Work to complete
Copy every line of the data that contains the string "from".
·····
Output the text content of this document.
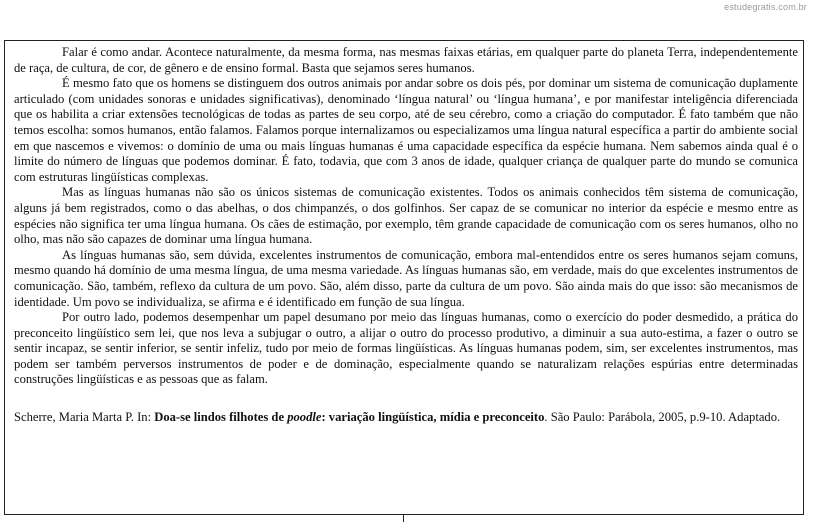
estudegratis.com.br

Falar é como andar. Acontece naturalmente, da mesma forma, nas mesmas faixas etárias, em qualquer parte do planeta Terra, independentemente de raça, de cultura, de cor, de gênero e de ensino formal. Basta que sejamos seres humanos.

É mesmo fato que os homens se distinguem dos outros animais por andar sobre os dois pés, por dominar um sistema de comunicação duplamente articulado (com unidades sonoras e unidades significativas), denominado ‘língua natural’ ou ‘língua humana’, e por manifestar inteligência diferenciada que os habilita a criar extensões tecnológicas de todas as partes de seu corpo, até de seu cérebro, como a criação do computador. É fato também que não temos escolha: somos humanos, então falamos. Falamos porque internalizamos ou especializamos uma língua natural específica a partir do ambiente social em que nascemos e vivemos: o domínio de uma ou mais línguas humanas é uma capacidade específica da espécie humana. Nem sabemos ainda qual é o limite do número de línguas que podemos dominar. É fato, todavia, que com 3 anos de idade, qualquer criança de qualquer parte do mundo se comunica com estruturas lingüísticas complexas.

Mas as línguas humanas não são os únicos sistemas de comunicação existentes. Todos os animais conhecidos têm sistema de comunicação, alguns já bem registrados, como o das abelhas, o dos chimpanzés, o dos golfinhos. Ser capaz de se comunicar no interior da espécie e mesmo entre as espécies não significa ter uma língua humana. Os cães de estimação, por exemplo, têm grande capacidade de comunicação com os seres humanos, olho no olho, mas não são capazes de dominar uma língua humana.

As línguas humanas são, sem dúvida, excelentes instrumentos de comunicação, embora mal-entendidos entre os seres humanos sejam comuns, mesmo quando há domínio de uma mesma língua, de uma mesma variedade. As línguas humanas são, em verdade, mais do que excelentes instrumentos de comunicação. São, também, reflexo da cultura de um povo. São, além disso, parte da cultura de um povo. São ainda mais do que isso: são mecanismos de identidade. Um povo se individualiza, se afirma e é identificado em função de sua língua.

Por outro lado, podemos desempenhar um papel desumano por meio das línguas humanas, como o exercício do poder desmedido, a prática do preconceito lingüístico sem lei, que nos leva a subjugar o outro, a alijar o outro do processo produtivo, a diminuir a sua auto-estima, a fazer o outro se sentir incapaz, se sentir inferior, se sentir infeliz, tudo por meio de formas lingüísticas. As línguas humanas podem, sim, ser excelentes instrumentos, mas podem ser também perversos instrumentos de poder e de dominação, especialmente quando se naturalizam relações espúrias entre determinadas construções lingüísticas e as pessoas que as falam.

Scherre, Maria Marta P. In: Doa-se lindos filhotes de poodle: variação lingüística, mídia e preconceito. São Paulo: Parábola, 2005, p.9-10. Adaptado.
·····
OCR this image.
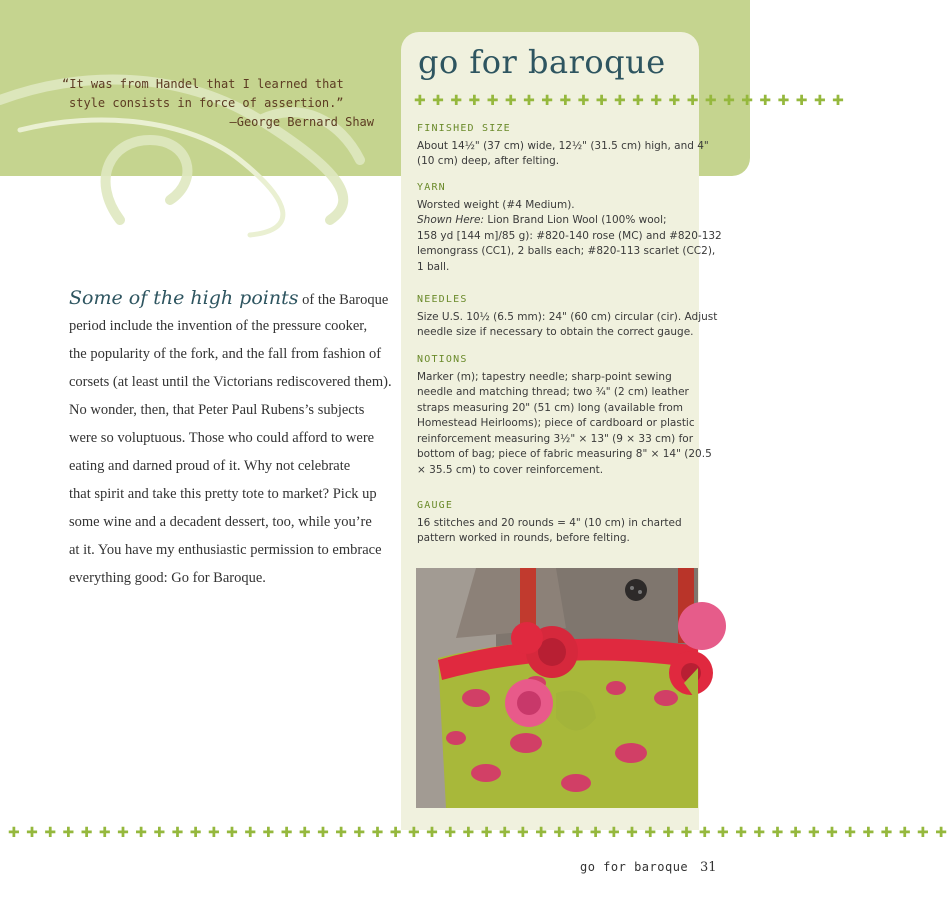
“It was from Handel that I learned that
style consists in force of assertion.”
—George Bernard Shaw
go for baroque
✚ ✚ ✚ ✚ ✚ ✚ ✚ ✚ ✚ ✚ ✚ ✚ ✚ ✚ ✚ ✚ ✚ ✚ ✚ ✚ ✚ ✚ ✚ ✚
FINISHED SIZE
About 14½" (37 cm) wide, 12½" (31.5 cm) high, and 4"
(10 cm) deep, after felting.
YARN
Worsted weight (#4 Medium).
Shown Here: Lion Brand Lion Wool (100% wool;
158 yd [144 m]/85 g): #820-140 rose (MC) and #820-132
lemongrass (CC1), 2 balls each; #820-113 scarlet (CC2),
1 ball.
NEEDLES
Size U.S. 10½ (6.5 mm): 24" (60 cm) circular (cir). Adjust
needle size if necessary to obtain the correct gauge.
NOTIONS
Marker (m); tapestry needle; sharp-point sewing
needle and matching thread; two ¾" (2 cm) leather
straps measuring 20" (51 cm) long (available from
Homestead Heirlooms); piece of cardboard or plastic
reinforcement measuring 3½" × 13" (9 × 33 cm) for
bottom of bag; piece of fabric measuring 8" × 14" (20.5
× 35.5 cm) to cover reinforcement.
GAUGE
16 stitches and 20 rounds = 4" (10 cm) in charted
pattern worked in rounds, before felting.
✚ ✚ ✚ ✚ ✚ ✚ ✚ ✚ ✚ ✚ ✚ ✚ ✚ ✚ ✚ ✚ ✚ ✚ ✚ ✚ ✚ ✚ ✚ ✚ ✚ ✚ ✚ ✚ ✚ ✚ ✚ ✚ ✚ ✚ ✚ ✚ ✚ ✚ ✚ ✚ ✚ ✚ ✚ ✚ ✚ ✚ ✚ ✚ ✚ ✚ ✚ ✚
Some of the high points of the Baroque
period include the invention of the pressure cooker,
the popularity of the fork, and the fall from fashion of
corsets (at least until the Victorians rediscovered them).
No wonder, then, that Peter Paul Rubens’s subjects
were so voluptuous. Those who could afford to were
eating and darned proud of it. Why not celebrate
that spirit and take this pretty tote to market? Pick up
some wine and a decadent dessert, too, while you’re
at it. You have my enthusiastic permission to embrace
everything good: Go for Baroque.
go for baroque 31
·····
Response
“It was from Handel that I learned that
straps measuring 20" (51 cm) long (available from
the popularity of the fork, and the fall from fashion of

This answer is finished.